▸ **Set problem**: Your task is to copy every record exactly.

─── Provided entries ───

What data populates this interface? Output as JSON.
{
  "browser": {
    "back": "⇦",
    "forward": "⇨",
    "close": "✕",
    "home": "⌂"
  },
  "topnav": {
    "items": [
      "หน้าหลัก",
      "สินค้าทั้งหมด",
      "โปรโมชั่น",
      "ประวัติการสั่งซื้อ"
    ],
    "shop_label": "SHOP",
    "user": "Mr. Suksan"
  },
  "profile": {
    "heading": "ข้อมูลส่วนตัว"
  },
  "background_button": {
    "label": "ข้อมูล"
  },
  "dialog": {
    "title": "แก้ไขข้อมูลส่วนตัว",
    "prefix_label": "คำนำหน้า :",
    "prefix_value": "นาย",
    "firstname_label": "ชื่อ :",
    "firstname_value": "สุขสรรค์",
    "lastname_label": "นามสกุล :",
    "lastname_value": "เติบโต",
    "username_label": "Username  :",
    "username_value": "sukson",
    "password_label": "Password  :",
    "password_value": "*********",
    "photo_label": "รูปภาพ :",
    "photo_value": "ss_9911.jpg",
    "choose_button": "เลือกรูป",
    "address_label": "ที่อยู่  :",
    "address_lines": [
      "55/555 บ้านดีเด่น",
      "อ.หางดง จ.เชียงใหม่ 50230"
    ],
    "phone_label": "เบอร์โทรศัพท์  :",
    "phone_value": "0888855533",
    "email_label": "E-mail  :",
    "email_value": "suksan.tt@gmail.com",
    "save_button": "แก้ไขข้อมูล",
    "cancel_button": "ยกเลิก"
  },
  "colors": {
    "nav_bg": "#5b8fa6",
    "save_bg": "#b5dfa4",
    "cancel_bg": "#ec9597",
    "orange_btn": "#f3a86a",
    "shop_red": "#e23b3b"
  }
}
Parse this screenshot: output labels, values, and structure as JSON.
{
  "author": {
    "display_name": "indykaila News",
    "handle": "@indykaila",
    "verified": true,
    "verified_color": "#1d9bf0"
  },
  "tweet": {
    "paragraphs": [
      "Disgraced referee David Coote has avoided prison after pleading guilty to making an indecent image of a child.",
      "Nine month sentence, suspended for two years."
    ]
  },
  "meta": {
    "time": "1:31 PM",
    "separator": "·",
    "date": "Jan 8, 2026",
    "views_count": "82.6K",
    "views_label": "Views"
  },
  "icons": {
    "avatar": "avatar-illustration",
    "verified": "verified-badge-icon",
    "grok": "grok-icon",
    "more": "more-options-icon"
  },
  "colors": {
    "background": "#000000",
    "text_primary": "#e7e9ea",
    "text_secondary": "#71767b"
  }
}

───

▸ **Exercise result**:
What data populates this interface? Output as JSON.
{
  "browser": {
    "back": "⇦",
    "forward": "⇨",
    "close": "✕",
    "home": "⌂"
  },
  "topnav": {
    "items": [
      "หน้าหลัก",
      "สินค้าทั้งหมด",
      "โปรโมชั่น",
      "ประวัติการสั่งซื้อ"
    ],
    "shop_label": "SHOP",
    "user": "Mr. Suksan"
  },
  "profile": {
    "heading": "ข้อมูลส่วนตัว"
  },
  "background_button": {
    "label": "ข้อมูล"
  },
  "dialog": {
    "title": "แก้ไขข้อมูลส่วนตัว",
    "prefix_label": "คำนำหน้า :",
    "prefix_value": "นาย",
    "firstname_label": "ชื่อ :",
    "firstname_value": "สุขสรรค์",
    "lastname_label": "นามสกุล :",
    "lastname_value": "เติบโต",
    "username_label": "Username  :",
    "username_value": "sukson",
    "password_label": "Password  :",
    "password_value": "*********",
    "photo_label": "รูปภาพ :",
    "photo_value": "ss_9911.jpg",
    "choose_button": "เลือกรูป",
    "address_label": "ที่อยู่  :",
    "address_lines": [
      "55/555 บ้านดีเด่น",
      "อ.หางดง จ.เชียงใหม่ 50230"
    ],
    "phone_label": "เบอร์โทรศัพท์  :",
    "phone_value": "0888855533",
    "email_label": "E-mail  :",
    "email_value": "suksan.tt@gmail.com",
    "save_button": "แก้ไขข้อมูล",
    "cancel_button": "ยกเลิก"
  },
  "colors": {
    "nav_bg": "#5b8fa6",
    "save_bg": "#b5dfa4",
    "cancel_bg": "#ec9597",
    "orange_btn": "#f3a86a",
    "shop_red": "#e23b3b"
  }
}
Parse this screenshot: output labels, values, and structure as JSON.
{
  "author": {
    "display_name": "indykaila News",
    "handle": "@indykaila",
    "verified": true,
    "verified_color": "#1d9bf0"
  },
  "tweet": {
    "paragraphs": [
      "Disgraced referee David Coote has avoided prison after pleading guilty to making an indecent image of a child.",
      "Nine month sentence, suspended for two years."
    ]
  },
  "meta": {
    "time": "1:31 PM",
    "separator": "·",
    "date": "Jan 8, 2026",
    "views_count": "82.6K",
    "views_label": "Views"
  },
  "icons": {
    "avatar": "avatar-illustration",
    "verified": "verified-badge-icon",
    "grok": "grok-icon",
    "more": "more-options-icon"
  },
  "colors": {
    "background": "#000000",
    "text_primary": "#e7e9ea",
    "text_secondary": "#71767b"
  }
}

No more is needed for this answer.